[Stored dataset items]

_ _ _

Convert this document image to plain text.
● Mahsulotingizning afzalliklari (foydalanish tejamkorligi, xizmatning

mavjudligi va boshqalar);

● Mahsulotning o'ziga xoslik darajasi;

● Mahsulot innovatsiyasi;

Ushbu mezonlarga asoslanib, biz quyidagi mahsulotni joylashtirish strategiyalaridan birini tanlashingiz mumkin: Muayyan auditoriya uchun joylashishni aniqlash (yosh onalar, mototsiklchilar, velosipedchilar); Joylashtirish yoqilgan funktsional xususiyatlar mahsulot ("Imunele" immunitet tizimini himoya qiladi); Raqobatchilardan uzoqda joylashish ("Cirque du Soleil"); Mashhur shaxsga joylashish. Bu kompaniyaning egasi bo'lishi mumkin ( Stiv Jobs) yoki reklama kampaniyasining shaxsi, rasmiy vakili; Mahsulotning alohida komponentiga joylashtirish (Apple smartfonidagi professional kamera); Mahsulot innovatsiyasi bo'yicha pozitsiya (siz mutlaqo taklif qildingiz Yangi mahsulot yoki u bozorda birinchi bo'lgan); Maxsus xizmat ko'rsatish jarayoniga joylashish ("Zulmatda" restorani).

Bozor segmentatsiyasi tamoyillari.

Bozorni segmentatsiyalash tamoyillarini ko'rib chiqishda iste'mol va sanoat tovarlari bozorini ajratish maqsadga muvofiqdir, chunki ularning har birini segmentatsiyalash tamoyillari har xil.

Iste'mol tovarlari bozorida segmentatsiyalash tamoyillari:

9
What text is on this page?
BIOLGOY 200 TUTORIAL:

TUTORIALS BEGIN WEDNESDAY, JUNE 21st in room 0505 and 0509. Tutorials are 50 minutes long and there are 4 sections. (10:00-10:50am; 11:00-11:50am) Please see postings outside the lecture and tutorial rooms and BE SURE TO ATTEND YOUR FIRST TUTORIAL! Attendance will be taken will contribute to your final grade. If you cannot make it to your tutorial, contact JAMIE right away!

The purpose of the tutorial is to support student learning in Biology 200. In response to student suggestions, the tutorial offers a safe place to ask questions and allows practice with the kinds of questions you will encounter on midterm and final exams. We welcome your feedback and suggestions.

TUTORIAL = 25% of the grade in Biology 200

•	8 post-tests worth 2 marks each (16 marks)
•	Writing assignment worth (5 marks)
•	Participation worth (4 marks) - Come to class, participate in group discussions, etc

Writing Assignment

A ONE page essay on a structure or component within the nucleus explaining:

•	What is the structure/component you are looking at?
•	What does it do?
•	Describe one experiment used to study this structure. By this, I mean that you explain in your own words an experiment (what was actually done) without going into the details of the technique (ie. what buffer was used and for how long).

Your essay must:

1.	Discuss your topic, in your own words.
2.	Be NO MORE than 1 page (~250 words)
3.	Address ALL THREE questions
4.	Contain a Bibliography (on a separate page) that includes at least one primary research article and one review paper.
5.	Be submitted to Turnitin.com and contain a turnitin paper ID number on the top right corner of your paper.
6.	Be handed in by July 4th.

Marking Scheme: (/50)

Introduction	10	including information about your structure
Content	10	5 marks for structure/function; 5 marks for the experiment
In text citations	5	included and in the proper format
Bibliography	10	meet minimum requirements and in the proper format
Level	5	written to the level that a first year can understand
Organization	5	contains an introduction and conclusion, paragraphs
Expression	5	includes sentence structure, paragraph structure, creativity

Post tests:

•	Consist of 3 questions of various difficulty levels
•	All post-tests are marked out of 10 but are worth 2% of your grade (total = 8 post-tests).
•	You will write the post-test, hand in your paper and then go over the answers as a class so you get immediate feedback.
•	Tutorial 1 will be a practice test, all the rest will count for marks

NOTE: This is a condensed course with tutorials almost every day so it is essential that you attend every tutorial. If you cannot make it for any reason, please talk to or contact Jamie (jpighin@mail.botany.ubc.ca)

_ _ _

**Task brief:** Determine how many lines in the data above contain the string "experiment". Give nothing except the number.

**Written response:** 2